_Problem requirements_
Reproduce the listing verbatim.

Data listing

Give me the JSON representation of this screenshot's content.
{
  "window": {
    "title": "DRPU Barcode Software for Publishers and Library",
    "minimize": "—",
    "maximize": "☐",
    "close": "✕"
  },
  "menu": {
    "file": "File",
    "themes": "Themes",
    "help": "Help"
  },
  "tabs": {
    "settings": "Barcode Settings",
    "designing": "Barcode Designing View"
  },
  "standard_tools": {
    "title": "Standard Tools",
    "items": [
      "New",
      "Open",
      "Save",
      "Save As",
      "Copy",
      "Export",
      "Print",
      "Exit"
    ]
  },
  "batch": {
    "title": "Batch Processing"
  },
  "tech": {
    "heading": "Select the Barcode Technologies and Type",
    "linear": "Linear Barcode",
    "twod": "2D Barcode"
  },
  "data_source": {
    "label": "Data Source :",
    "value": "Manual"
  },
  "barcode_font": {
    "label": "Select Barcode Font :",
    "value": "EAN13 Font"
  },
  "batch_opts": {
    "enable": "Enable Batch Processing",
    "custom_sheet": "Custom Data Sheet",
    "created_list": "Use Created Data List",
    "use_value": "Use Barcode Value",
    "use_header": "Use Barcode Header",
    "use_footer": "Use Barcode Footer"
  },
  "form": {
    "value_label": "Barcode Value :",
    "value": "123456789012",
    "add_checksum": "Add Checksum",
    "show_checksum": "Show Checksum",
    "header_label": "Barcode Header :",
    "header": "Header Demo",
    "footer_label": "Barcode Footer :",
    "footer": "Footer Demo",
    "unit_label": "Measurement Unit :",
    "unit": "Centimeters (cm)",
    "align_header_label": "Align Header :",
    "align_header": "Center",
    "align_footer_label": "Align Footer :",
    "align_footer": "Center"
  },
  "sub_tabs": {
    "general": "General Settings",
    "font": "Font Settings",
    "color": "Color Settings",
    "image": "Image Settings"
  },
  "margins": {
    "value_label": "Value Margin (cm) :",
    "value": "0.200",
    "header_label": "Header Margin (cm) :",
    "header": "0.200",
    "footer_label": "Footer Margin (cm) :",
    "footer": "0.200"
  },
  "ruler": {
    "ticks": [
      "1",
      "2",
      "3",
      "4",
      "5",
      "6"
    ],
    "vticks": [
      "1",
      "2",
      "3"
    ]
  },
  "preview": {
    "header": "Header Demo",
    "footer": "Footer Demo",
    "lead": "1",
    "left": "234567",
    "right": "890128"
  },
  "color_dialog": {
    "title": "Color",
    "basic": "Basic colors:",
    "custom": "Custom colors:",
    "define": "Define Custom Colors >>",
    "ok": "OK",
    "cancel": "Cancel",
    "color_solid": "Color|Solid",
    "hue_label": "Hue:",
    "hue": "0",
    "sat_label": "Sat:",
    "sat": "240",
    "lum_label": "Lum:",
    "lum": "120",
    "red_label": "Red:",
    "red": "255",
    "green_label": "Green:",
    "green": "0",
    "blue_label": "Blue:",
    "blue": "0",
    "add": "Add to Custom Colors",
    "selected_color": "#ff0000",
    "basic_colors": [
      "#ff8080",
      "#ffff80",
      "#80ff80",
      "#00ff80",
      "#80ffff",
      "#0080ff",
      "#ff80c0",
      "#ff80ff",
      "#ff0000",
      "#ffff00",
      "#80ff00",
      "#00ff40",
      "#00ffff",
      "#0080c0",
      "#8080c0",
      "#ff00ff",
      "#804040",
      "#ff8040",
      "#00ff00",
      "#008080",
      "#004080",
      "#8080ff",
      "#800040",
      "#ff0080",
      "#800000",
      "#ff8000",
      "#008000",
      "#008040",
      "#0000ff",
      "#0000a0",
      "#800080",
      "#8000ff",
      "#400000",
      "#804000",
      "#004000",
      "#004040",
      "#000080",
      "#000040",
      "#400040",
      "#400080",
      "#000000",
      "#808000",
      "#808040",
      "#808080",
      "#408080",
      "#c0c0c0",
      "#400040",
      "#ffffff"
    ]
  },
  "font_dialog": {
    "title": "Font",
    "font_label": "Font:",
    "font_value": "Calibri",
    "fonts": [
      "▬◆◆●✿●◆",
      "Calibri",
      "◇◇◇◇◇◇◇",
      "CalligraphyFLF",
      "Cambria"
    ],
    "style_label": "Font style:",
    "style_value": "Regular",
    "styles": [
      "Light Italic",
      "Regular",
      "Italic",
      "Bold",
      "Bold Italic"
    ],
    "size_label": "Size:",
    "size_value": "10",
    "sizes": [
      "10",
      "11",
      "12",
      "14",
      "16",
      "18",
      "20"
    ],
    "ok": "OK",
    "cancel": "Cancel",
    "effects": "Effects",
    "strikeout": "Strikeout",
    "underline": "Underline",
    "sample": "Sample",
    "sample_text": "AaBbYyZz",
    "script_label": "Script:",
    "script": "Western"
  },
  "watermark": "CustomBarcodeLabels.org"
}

_Solution to the problem_
Give me the JSON representation of this screenshot's content.
{
  "window": {
    "title": "DRPU Barcode Software for Publishers and Library",
    "minimize": "—",
    "maximize": "☐",
    "close": "✕"
  },
  "menu": {
    "file": "File",
    "themes": "Themes",
    "help": "Help"
  },
  "tabs": {
    "settings": "Barcode Settings",
    "designing": "Barcode Designing View"
  },
  "standard_tools": {
    "title": "Standard Tools",
    "items": [
      "New",
      "Open",
      "Save",
      "Save As",
      "Copy",
      "Export",
      "Print",
      "Exit"
    ]
  },
  "batch": {
    "title": "Batch Processing"
  },
  "tech": {
    "heading": "Select the Barcode Technologies and Type",
    "linear": "Linear Barcode",
    "twod": "2D Barcode"
  },
  "data_source": {
    "label": "Data Source :",
    "value": "Manual"
  },
  "barcode_font": {
    "label": "Select Barcode Font :",
    "value": "EAN13 Font"
  },
  "batch_opts": {
    "enable": "Enable Batch Processing",
    "custom_sheet": "Custom Data Sheet",
    "created_list": "Use Created Data List",
    "use_value": "Use Barcode Value",
    "use_header": "Use Barcode Header",
    "use_footer": "Use Barcode Footer"
  },
  "form": {
    "value_label": "Barcode Value :",
    "value": "123456789012",
    "add_checksum": "Add Checksum",
    "show_checksum": "Show Checksum",
    "header_label": "Barcode Header :",
    "header": "Header Demo",
    "footer_label": "Barcode Footer :",
    "footer": "Footer Demo",
    "unit_label": "Measurement Unit :",
    "unit": "Centimeters (cm)",
    "align_header_label": "Align Header :",
    "align_header": "Center",
    "align_footer_label": "Align Footer :",
    "align_footer": "Center"
  },
  "sub_tabs": {
    "general": "General Settings",
    "font": "Font Settings",
    "color": "Color Settings",
    "image": "Image Settings"
  },
  "margins": {
    "value_label": "Value Margin (cm) :",
    "value": "0.200",
    "header_label": "Header Margin (cm) :",
    "header": "0.200",
    "footer_label": "Footer Margin (cm) :",
    "footer": "0.200"
  },
  "ruler": {
    "ticks": [
      "1",
      "2",
      "3",
      "4",
      "5",
      "6"
    ],
    "vticks": [
      "1",
      "2",
      "3"
    ]
  },
  "preview": {
    "header": "Header Demo",
    "footer": "Footer Demo",
    "lead": "1",
    "left": "234567",
    "right": "890128"
  },
  "color_dialog": {
    "title": "Color",
    "basic": "Basic colors:",
    "custom": "Custom colors:",
    "define": "Define Custom Colors >>",
    "ok": "OK",
    "cancel": "Cancel",
    "color_solid": "Color|Solid",
    "hue_label": "Hue:",
    "hue": "0",
    "sat_label": "Sat:",
    "sat": "240",
    "lum_label": "Lum:",
    "lum": "120",
    "red_label": "Red:",
    "red": "255",
    "green_label": "Green:",
    "green": "0",
    "blue_label": "Blue:",
    "blue": "0",
    "add": "Add to Custom Colors",
    "selected_color": "#ff0000",
    "basic_colors": [
      "#ff8080",
      "#ffff80",
      "#80ff80",
      "#00ff80",
      "#80ffff",
      "#0080ff",
      "#ff80c0",
      "#ff80ff",
      "#ff0000",
      "#ffff00",
      "#80ff00",
      "#00ff40",
      "#00ffff",
      "#0080c0",
      "#8080c0",
      "#ff00ff",
      "#804040",
      "#ff8040",
      "#00ff00",
      "#008080",
      "#004080",
      "#8080ff",
      "#800040",
      "#ff0080",
      "#800000",
      "#ff8000",
      "#008000",
      "#008040",
      "#0000ff",
      "#0000a0",
      "#800080",
      "#8000ff",
      "#400000",
      "#804000",
      "#004000",
      "#004040",
      "#000080",
      "#000040",
      "#400040",
      "#400080",
      "#000000",
      "#808000",
      "#808040",
      "#808080",
      "#408080",
      "#c0c0c0",
      "#400040",
      "#ffffff"
    ]
  },
  "font_dialog": {
    "title": "Font",
    "font_label": "Font:",
    "font_value": "Calibri",
    "fonts": [
      "▬◆◆●✿●◆",
      "Calibri",
      "◇◇◇◇◇◇◇",
      "CalligraphyFLF",
      "Cambria"
    ],
    "style_label": "Font style:",
    "style_value": "Regular",
    "styles": [
      "Light Italic",
      "Regular",
      "Italic",
      "Bold",
      "Bold Italic"
    ],
    "size_label": "Size:",
    "size_value": "10",
    "sizes": [
      "10",
      "11",
      "12",
      "14",
      "16",
      "18",
      "20"
    ],
    "ok": "OK",
    "cancel": "Cancel",
    "effects": "Effects",
    "strikeout": "Strikeout",
    "underline": "Underline",
    "sample": "Sample",
    "sample_text": "AaBbYyZz",
    "script_label": "Script:",
    "script": "Western"
  },
  "watermark": "CustomBarcodeLabels.org"
}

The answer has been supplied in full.